▸ **GIVEN EXERCISE**:
Reproduce every entry below precisely; do not include the pictures.

▸ **RECORDS PROVIDED**:

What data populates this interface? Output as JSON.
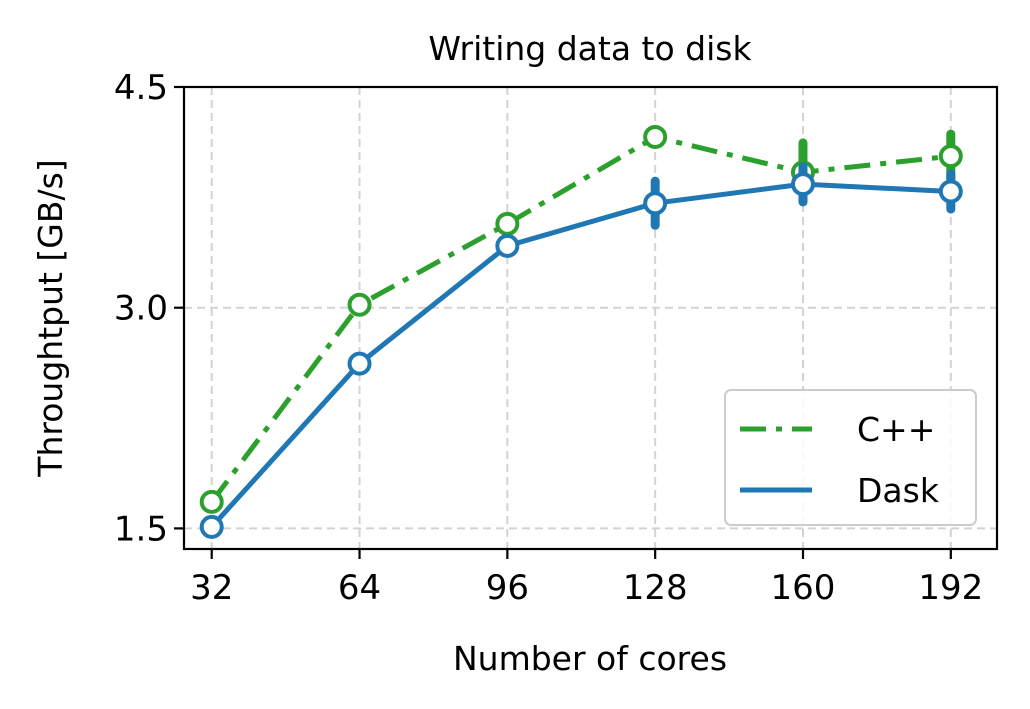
{
  "chart_data": {
    "type": "line",
    "title": "Writing data to disk",
    "xlabel": "Number of cores",
    "ylabel": "Throughtput [GB/s]",
    "categories": [
      32,
      64,
      96,
      128,
      160,
      192
    ],
    "xlim": [
      26,
      202
    ],
    "ylim": [
      1.36,
      4.5
    ],
    "yticks": [
      1.5,
      3.0,
      4.5
    ],
    "ytick_labels": [
      "1.5",
      "3.0",
      "4.5"
    ],
    "xtick_labels": [
      "32",
      "64",
      "96",
      "128",
      "160",
      "192"
    ],
    "grid": true,
    "legend_position": "bottom-right",
    "series": [
      {
        "name": "C++",
        "color": "#2ca02c",
        "linestyle": "dashdot",
        "values": [
          1.68,
          3.02,
          3.57,
          4.16,
          3.92,
          4.03
        ],
        "errors": [
          0.0,
          0.0,
          0.0,
          0.0,
          0.2,
          0.15
        ]
      },
      {
        "name": "Dask",
        "color": "#1f77b4",
        "linestyle": "solid",
        "values": [
          1.51,
          2.62,
          3.42,
          3.71,
          3.84,
          3.79
        ],
        "errors": [
          0.0,
          0.0,
          0.0,
          0.15,
          0.12,
          0.12
        ]
      }
    ]
  }
}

▸ **SOLUTION**:
What data populates this interface? Output as JSON.
{
  "chart_data": {
    "type": "line",
    "title": "Writing data to disk",
    "xlabel": "Number of cores",
    "ylabel": "Throughtput [GB/s]",
    "categories": [
      32,
      64,
      96,
      128,
      160,
      192
    ],
    "xlim": [
      26,
      202
    ],
    "ylim": [
      1.36,
      4.5
    ],
    "yticks": [
      1.5,
      3.0,
      4.5
    ],
    "ytick_labels": [
      "1.5",
      "3.0",
      "4.5"
    ],
    "xtick_labels": [
      "32",
      "64",
      "96",
      "128",
      "160",
      "192"
    ],
    "grid": true,
    "legend_position": "bottom-right",
    "series": [
      {
        "name": "C++",
        "color": "#2ca02c",
        "linestyle": "dashdot",
        "values": [
          1.68,
          3.02,
          3.57,
          4.16,
          3.92,
          4.03
        ],
        "errors": [
          0.0,
          0.0,
          0.0,
          0.0,
          0.2,
          0.15
        ]
      },
      {
        "name": "Dask",
        "color": "#1f77b4",
        "linestyle": "solid",
        "values": [
          1.51,
          2.62,
          3.42,
          3.71,
          3.84,
          3.79
        ],
        "errors": [
          0.0,
          0.0,
          0.0,
          0.15,
          0.12,
          0.12
        ]
      }
    ]
  }
}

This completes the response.